— begin —

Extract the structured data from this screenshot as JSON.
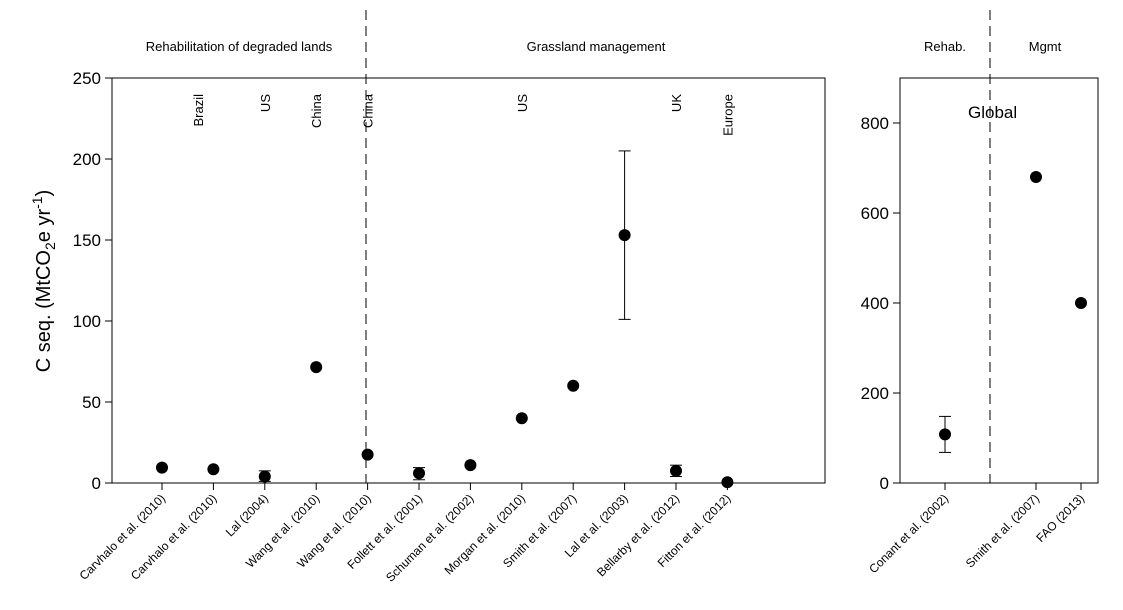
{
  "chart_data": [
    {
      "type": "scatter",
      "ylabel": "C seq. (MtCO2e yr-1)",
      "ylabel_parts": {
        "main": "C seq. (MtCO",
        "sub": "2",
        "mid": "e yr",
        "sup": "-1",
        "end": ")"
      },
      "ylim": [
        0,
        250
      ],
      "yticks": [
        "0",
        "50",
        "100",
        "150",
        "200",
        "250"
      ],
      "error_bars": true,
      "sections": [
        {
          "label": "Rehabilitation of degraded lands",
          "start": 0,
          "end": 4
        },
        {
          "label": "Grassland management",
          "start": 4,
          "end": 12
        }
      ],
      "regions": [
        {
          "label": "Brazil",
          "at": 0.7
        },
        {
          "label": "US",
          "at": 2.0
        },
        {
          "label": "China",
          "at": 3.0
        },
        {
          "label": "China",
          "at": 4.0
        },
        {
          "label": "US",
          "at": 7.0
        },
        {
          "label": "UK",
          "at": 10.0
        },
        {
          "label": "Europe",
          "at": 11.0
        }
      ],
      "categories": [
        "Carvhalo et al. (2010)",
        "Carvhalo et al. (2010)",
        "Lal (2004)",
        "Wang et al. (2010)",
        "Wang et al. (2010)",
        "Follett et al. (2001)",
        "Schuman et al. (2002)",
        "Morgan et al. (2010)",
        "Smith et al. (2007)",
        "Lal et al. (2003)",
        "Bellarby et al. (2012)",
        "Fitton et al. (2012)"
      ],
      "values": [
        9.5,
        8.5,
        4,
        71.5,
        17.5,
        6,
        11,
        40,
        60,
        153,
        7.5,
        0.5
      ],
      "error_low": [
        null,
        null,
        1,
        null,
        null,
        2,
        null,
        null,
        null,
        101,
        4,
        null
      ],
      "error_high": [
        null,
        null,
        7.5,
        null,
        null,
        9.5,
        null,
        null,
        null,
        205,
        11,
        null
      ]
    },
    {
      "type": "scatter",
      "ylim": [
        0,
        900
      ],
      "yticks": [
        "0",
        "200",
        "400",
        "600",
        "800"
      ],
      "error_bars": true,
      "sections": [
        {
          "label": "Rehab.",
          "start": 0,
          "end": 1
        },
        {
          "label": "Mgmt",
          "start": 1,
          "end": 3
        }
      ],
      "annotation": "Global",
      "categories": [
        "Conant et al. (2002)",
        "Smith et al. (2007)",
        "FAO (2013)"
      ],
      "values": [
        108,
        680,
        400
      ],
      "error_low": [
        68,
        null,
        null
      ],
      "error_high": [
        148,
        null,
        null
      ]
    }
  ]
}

— end —
— begin —

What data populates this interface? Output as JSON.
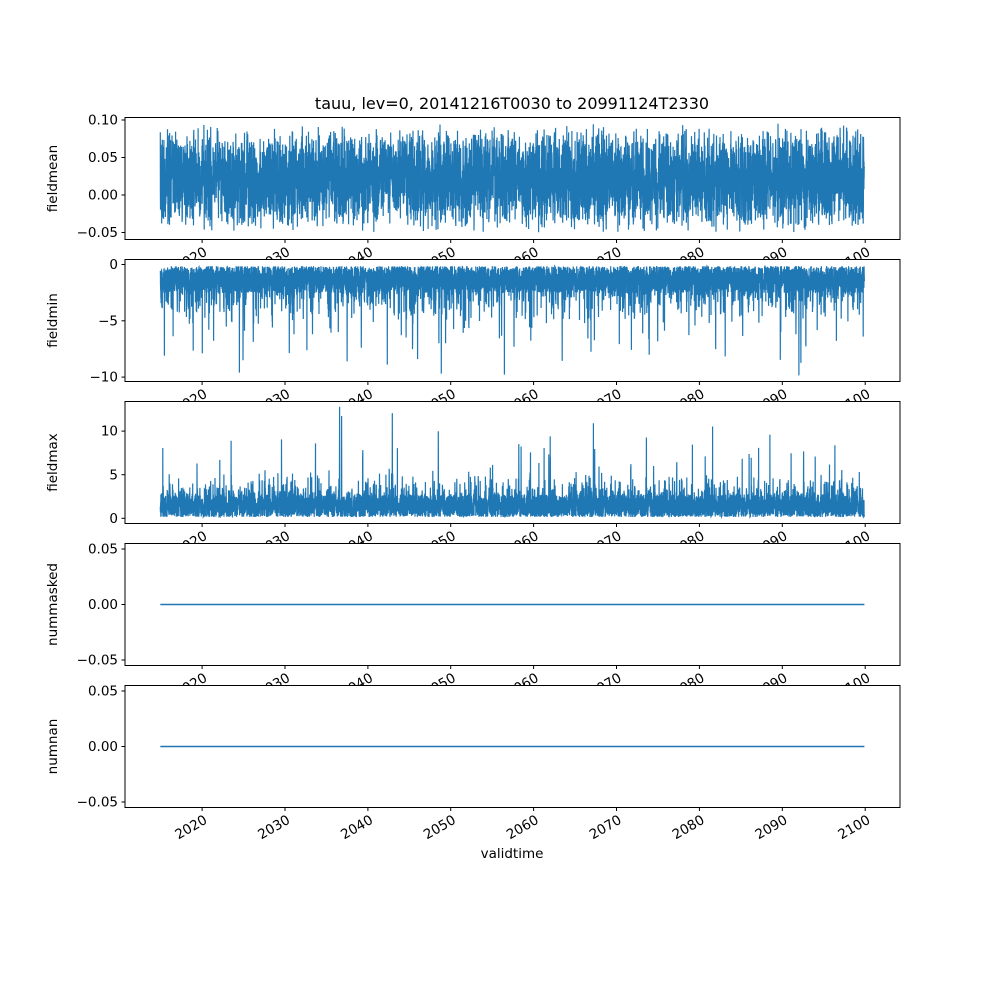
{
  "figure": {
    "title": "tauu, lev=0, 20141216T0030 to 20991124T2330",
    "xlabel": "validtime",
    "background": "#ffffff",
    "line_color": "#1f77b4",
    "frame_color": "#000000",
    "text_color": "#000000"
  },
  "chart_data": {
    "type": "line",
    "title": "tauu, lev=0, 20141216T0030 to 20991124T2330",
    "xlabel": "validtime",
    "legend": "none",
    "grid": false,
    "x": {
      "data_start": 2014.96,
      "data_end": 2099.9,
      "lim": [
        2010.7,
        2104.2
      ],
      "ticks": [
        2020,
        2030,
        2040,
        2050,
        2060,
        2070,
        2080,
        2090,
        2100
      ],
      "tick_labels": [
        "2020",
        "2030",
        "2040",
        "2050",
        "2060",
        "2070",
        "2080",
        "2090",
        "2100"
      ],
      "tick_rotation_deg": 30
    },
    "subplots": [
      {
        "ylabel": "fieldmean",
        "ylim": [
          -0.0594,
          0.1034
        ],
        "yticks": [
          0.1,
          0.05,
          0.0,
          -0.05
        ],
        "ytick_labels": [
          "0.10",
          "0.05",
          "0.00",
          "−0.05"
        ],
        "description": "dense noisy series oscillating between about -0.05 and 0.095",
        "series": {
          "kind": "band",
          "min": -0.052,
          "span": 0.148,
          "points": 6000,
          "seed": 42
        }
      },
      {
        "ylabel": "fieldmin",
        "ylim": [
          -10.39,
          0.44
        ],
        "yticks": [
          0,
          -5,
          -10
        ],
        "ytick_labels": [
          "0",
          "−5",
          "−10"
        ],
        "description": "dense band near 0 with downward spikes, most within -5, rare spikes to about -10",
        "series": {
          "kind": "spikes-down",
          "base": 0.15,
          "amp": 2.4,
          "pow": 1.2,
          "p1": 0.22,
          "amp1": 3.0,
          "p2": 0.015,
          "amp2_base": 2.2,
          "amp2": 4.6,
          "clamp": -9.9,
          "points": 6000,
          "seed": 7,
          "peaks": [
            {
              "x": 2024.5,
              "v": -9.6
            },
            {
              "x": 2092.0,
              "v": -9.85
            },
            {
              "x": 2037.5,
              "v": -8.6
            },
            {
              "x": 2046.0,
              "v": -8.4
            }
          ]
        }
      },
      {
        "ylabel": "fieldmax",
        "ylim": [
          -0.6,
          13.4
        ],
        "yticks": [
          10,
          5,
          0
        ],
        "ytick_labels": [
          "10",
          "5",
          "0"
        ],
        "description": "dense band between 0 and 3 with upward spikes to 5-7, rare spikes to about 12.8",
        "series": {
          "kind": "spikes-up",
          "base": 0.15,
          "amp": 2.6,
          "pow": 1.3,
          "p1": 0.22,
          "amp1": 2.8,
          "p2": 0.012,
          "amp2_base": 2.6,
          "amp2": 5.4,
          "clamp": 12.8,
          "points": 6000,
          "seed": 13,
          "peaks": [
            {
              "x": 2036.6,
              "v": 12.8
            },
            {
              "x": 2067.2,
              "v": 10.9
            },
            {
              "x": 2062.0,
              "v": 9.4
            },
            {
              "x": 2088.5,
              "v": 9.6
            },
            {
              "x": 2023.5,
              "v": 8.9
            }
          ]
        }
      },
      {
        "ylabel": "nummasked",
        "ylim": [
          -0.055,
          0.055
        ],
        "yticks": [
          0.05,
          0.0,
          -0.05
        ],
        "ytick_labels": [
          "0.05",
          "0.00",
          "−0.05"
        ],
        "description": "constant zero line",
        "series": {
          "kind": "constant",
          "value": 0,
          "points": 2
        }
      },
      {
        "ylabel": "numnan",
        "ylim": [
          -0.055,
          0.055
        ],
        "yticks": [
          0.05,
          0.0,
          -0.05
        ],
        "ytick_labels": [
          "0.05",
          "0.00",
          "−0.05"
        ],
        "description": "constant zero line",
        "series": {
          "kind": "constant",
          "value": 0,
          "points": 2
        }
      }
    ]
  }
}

— end —

- _Goal_
Which lines above contain "rare"? Show each of them.

- _Task response_
        "description": "dense band near 0 with downward spikes, most within -5, rare spikes to about -10",
        "description": "dense band between 0 and 3 with upward spikes to 5-7, rare spikes to about 12.8",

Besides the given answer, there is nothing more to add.